_EXCERPTED TEXT_
Personal information
- Born: 4 July 1991 (age 34) Colombo, Sri Lanka
- Height: 175 cm (5 ft 9 in)
- Weight: 70 kg (154 lb)

Sport
- Sport: Athletics
- Event(s): 200 m, 400 m
- Club: Sri Lanka Army

Achievements and titles
- Personal best(s): 200 m – 21.15 (2017) 400 m – 46.39 (2018)

Medal record
Representing Sri Lanka
Asian Athletics Championships
| Silver medal – second place | 2017 Bhubaneswar | Men's 4×400 m |
South Asian Games
| Silver medal – second place | 2016 Guwahati | Men's 4×400 m |
| Bronze medal – third place | 2016 Guwahati | 400 m |

= Dilip Ruwan =

Sprinter from Sri Lanka (born 1991)

Dilip Ruwan Herath Mudiyanselage (born 4 July 1991) is a sprinter from Sri Lanka who specialises in the 400 m distance. He won silver medals in the 4 × 400 m relay at the 2016 South Asian Games and 2017 Asian Championships; his team placed fourth at the 2018 Asian Games. Individually he won a bronze medal at the 2016 South Asian Games.

_LIST OF TASKS_
- A) What club does the Dilip Ruwan profile list for him?
- B) Retype the stretch of the Dilip Ruwan profile from "- Weight: 70" through "m – 46.39 (2018)".
The records have no connection to the text.

_Document layout analysis data_
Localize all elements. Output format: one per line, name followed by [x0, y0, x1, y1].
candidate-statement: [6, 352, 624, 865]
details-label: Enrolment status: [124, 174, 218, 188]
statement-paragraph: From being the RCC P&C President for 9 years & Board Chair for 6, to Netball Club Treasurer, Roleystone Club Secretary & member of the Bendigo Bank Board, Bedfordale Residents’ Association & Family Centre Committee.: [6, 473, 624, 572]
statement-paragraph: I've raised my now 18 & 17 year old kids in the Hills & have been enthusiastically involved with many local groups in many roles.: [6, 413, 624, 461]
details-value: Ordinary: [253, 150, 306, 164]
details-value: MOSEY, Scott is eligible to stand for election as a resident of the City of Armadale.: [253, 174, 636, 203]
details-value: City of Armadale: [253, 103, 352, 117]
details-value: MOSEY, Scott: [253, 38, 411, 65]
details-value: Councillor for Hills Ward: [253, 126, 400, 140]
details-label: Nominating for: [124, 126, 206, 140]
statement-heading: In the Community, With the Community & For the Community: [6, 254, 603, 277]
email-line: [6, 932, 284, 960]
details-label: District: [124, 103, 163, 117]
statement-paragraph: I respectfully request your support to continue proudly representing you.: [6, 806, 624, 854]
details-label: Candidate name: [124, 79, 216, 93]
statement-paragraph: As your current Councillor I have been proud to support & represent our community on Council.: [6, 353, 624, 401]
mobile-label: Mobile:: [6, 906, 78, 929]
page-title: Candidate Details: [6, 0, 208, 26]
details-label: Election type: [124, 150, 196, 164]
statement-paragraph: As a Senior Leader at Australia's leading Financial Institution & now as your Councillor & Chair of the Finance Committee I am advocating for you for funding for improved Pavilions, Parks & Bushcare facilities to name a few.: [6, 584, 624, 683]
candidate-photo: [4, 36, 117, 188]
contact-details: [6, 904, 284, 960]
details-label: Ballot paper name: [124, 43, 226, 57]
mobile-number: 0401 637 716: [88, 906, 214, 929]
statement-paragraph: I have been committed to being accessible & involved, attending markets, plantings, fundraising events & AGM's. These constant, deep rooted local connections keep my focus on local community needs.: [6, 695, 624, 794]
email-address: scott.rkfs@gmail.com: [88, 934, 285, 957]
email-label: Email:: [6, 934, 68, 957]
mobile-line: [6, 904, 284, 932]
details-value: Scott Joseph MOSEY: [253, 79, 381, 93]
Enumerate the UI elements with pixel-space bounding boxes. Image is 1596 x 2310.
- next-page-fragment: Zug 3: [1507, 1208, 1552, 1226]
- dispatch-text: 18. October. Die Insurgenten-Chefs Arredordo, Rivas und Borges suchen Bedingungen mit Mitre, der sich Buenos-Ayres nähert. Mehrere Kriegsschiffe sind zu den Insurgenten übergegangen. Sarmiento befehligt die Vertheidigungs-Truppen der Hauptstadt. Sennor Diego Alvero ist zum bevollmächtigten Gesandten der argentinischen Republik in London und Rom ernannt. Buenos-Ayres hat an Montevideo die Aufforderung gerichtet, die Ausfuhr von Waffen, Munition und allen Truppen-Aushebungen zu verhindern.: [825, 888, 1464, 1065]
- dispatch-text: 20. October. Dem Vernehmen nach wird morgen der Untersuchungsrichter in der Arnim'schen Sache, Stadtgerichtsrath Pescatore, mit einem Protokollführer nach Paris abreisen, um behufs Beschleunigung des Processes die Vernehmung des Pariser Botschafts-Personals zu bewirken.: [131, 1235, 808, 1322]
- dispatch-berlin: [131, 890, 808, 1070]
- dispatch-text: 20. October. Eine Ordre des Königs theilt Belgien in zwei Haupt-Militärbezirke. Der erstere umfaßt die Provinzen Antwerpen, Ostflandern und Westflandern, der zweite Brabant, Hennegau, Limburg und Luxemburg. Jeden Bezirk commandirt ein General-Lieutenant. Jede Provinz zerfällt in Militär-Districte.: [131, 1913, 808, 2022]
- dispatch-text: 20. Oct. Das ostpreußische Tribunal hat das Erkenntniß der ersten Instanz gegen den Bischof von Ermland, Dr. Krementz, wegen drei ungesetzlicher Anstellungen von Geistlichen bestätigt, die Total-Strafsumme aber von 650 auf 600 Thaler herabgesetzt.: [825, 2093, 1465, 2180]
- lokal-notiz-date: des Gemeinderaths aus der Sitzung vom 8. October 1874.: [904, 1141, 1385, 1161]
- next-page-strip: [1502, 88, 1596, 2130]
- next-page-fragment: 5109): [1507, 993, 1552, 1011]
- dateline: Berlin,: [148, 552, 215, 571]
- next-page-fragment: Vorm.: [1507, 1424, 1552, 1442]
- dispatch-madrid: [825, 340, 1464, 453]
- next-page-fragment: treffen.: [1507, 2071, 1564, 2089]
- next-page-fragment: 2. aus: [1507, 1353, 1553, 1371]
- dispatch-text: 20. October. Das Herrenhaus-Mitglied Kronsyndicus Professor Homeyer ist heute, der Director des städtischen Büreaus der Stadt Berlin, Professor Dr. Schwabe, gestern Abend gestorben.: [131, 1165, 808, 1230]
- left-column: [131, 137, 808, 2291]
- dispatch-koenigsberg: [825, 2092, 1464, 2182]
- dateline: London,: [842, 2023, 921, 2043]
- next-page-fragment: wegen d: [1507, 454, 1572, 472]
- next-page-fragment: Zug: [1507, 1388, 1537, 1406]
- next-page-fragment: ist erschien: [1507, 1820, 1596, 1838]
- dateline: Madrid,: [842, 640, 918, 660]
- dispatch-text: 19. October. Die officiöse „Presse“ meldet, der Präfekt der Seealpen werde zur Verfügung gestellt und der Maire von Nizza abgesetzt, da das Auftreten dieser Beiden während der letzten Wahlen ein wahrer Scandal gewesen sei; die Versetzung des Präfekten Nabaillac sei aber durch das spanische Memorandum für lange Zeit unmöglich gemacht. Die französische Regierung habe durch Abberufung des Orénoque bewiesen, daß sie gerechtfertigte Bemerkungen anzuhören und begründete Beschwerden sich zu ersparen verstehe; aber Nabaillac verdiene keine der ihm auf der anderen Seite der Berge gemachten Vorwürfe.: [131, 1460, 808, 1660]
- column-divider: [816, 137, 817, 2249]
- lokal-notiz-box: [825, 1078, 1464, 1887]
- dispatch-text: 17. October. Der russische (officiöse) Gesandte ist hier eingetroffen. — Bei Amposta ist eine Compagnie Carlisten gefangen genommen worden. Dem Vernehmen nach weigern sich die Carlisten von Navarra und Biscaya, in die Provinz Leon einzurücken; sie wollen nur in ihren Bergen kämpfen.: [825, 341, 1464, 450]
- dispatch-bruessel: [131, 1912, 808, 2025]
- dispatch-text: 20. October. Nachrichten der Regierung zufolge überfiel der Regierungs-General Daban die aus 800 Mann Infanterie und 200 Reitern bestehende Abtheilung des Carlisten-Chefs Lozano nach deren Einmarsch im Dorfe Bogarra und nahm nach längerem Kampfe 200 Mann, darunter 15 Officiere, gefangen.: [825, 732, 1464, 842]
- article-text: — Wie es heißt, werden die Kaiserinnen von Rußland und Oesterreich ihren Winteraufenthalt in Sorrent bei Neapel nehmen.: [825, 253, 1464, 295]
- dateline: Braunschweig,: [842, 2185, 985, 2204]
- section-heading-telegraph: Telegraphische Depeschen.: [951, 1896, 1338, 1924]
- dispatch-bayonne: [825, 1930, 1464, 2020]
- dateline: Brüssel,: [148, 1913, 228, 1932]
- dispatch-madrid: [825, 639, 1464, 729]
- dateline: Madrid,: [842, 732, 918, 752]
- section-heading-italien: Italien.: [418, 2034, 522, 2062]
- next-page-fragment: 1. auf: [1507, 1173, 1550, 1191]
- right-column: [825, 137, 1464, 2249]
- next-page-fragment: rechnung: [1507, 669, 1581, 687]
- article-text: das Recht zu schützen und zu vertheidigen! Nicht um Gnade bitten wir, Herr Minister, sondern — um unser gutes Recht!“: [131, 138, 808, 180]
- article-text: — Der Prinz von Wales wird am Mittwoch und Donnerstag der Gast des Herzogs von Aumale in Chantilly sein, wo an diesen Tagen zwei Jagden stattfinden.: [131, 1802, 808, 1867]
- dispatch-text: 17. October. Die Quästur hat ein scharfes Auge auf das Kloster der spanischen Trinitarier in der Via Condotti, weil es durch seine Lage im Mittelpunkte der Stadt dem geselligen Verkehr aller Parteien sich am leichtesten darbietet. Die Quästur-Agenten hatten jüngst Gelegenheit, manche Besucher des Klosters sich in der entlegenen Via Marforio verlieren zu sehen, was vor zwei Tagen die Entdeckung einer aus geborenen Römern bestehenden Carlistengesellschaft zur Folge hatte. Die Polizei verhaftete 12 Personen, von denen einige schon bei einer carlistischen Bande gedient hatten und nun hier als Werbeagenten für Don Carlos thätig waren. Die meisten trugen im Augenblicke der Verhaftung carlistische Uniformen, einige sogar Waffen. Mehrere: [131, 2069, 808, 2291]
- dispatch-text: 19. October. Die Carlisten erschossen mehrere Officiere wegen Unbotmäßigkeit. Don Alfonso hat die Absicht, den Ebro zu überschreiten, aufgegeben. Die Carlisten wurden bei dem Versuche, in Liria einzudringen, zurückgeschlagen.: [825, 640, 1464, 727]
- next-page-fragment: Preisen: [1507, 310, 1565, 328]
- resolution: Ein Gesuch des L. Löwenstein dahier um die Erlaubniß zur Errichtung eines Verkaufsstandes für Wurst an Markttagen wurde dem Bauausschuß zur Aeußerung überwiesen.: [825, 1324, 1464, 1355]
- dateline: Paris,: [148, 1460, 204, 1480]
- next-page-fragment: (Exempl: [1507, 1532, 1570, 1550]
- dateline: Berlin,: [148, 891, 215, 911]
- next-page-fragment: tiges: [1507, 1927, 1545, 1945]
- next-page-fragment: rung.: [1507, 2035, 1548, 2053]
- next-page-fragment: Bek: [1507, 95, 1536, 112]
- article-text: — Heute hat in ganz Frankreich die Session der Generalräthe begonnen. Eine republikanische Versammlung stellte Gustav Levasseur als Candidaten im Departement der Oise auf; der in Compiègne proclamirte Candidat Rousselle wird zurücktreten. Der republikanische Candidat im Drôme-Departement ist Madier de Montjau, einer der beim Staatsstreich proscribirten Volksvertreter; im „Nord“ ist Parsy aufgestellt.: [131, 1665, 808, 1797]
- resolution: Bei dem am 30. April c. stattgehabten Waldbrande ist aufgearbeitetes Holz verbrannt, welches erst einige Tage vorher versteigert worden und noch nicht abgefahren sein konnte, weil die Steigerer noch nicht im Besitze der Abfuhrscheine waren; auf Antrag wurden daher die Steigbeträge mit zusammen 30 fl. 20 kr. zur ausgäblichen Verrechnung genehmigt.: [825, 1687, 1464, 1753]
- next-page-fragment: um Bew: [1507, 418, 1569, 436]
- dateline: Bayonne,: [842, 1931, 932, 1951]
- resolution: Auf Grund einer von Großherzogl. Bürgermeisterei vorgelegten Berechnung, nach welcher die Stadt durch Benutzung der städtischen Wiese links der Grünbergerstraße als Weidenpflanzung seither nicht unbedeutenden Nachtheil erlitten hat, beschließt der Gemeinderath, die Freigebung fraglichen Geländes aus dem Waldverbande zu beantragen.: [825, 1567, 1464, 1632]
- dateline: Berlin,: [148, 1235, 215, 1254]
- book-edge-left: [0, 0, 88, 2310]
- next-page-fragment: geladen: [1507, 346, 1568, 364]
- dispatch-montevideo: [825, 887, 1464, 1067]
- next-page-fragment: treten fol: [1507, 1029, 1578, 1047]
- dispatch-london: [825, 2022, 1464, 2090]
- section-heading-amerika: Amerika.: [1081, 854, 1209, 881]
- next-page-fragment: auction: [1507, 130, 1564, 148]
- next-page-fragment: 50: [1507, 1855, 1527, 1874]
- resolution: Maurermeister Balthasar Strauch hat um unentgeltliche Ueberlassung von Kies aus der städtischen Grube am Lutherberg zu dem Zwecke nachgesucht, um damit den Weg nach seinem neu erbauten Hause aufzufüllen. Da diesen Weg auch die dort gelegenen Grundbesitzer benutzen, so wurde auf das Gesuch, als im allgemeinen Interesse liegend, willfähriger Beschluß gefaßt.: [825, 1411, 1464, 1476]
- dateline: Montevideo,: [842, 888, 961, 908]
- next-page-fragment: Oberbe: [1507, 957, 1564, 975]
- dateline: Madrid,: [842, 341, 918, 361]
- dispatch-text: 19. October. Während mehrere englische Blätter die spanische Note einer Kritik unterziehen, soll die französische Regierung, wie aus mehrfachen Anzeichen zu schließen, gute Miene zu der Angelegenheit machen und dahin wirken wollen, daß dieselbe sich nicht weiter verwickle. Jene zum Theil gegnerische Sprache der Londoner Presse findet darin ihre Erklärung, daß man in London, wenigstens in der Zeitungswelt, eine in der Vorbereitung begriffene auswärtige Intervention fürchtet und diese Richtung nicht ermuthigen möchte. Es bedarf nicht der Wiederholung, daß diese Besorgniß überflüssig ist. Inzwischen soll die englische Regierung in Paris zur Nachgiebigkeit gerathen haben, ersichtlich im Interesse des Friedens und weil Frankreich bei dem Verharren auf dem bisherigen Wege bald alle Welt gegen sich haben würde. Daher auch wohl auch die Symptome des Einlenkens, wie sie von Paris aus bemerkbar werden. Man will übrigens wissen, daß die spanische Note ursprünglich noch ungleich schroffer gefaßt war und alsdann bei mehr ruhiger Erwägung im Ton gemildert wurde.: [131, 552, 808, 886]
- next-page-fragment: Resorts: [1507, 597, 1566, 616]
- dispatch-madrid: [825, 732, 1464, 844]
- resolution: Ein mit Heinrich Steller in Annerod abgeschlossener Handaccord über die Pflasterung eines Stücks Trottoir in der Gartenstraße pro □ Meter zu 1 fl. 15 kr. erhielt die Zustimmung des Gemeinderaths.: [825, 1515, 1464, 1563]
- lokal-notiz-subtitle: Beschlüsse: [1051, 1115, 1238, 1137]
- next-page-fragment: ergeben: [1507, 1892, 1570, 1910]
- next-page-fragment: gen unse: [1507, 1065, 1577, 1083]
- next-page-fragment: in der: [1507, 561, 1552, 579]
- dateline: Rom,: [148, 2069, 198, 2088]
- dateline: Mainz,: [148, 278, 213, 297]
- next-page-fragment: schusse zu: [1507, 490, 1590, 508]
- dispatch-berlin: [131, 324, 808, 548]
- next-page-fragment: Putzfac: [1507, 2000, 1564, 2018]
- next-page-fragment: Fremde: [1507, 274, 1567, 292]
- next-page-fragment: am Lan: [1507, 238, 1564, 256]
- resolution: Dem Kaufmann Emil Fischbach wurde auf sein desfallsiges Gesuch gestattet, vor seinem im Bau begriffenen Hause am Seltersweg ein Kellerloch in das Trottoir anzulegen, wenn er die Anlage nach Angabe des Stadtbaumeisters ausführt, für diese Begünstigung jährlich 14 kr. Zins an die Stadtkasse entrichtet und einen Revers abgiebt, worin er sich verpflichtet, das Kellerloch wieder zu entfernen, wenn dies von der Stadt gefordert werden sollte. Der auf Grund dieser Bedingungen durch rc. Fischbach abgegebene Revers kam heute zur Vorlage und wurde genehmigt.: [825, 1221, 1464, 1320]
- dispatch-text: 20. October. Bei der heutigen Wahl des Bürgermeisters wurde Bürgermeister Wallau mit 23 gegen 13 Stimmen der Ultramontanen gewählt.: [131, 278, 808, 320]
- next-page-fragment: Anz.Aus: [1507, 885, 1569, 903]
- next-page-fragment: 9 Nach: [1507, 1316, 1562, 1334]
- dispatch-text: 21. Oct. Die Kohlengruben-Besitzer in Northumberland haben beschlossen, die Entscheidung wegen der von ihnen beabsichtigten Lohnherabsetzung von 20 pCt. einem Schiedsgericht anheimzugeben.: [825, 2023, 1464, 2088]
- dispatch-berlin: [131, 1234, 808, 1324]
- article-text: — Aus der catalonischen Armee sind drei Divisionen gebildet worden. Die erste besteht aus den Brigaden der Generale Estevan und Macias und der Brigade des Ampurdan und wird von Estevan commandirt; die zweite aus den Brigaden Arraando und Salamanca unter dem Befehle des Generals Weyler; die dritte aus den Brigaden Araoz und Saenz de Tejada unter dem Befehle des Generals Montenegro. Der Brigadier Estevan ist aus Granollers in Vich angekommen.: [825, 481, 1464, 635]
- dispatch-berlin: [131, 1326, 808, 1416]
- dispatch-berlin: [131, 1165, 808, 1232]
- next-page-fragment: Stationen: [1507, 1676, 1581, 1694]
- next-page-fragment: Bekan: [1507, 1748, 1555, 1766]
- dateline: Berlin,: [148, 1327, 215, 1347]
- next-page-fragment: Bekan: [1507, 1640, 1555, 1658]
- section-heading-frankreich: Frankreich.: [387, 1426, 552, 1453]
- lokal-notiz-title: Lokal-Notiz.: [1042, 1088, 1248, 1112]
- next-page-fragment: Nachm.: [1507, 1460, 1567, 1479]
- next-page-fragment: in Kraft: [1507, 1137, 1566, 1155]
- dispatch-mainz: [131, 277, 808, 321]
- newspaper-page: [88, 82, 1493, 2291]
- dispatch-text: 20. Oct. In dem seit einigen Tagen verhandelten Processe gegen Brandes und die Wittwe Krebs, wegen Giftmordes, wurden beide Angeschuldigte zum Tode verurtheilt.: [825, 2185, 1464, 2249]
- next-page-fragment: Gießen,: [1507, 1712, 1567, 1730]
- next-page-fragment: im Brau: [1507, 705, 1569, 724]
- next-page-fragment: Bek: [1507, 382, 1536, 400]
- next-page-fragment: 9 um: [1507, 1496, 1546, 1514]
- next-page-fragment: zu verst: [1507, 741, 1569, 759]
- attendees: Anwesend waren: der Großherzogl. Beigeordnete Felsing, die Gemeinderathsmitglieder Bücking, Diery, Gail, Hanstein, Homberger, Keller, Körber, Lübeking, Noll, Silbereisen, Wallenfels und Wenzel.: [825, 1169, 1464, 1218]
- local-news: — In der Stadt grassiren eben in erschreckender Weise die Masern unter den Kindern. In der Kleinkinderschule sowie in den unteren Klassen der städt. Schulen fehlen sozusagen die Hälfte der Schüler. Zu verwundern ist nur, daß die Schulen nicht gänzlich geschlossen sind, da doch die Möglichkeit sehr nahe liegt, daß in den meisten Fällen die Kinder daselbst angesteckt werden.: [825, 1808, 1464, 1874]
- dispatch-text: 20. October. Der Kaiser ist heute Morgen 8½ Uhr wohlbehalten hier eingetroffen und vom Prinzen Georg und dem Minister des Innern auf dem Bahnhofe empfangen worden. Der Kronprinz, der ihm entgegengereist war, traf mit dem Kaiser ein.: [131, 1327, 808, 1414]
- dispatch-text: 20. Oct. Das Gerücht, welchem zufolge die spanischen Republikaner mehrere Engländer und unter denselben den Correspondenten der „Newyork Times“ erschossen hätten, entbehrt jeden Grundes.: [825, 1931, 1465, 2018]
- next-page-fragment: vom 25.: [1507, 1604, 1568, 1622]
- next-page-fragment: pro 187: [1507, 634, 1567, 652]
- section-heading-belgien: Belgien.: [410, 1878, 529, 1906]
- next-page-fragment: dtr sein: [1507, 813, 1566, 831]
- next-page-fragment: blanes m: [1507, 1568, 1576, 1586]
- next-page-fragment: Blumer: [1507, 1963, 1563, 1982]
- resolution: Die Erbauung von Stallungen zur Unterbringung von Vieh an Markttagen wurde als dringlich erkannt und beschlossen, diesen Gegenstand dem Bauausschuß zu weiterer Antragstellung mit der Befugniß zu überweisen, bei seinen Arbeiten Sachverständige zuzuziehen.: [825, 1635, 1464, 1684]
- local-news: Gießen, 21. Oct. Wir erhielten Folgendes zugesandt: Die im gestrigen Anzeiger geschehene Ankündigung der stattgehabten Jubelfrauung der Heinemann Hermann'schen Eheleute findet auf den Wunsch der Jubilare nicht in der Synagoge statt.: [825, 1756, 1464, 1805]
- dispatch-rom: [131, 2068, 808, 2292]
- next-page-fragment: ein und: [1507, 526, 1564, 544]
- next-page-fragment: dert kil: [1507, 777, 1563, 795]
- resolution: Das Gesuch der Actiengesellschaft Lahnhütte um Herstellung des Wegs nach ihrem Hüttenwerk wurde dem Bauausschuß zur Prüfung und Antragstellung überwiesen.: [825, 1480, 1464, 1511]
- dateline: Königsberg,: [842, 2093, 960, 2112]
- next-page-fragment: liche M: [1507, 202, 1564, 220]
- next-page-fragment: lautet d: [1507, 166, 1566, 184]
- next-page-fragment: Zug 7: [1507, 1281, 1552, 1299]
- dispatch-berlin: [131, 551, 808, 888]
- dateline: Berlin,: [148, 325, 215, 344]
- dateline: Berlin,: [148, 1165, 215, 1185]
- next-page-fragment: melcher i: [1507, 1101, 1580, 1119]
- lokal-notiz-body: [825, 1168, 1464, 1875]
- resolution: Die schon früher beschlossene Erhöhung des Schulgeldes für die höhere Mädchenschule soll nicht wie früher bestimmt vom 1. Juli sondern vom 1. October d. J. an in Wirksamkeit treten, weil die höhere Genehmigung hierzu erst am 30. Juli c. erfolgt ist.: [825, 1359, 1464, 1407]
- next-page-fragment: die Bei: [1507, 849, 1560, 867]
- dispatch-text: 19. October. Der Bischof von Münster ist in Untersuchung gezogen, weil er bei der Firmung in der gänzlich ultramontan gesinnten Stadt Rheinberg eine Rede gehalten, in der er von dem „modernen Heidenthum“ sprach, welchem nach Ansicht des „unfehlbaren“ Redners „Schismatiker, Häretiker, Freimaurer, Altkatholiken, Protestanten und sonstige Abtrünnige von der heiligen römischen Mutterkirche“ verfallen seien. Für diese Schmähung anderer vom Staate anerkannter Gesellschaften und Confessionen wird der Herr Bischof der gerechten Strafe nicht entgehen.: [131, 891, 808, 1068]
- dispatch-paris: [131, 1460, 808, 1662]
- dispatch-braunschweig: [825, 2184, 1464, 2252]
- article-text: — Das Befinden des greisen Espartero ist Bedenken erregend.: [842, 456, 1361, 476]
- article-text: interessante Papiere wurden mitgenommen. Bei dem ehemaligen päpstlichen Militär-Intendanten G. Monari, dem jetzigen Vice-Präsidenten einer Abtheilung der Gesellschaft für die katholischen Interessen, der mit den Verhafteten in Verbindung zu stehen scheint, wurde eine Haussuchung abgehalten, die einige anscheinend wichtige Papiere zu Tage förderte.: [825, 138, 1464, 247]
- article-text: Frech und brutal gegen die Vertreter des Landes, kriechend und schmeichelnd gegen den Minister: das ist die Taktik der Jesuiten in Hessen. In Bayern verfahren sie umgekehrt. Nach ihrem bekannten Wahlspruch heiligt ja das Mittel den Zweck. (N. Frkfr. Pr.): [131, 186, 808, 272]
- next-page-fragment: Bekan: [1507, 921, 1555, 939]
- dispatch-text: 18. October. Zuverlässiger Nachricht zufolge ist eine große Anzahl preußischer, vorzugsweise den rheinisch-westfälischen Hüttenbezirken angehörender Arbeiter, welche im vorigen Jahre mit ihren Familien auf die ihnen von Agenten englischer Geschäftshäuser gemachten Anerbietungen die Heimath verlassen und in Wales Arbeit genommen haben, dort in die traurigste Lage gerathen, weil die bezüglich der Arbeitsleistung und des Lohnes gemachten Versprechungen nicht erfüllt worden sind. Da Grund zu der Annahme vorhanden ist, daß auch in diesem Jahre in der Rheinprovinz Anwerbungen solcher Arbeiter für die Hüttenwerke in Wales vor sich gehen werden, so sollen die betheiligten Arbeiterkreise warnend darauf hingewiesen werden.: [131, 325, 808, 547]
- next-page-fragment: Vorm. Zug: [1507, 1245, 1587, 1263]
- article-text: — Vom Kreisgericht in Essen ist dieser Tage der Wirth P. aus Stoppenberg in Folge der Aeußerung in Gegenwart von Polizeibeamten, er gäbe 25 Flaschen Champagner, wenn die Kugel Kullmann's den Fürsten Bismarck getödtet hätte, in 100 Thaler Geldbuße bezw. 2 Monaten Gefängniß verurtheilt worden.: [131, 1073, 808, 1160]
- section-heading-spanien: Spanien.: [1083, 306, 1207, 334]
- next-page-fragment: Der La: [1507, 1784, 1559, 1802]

_RESPONSES FOR EACH TASK_
- A) Sri Lanka Army

- B)
- Weight: 70 kg (154 lb)

Sport
- Sport: Athletics
- Event(s): 200 m, 400 m
- Club: Sri Lanka Army

Achievements and titles
- Personal best(s): 200 m – 21.15 (2017) 400 m – 46.39 (2018)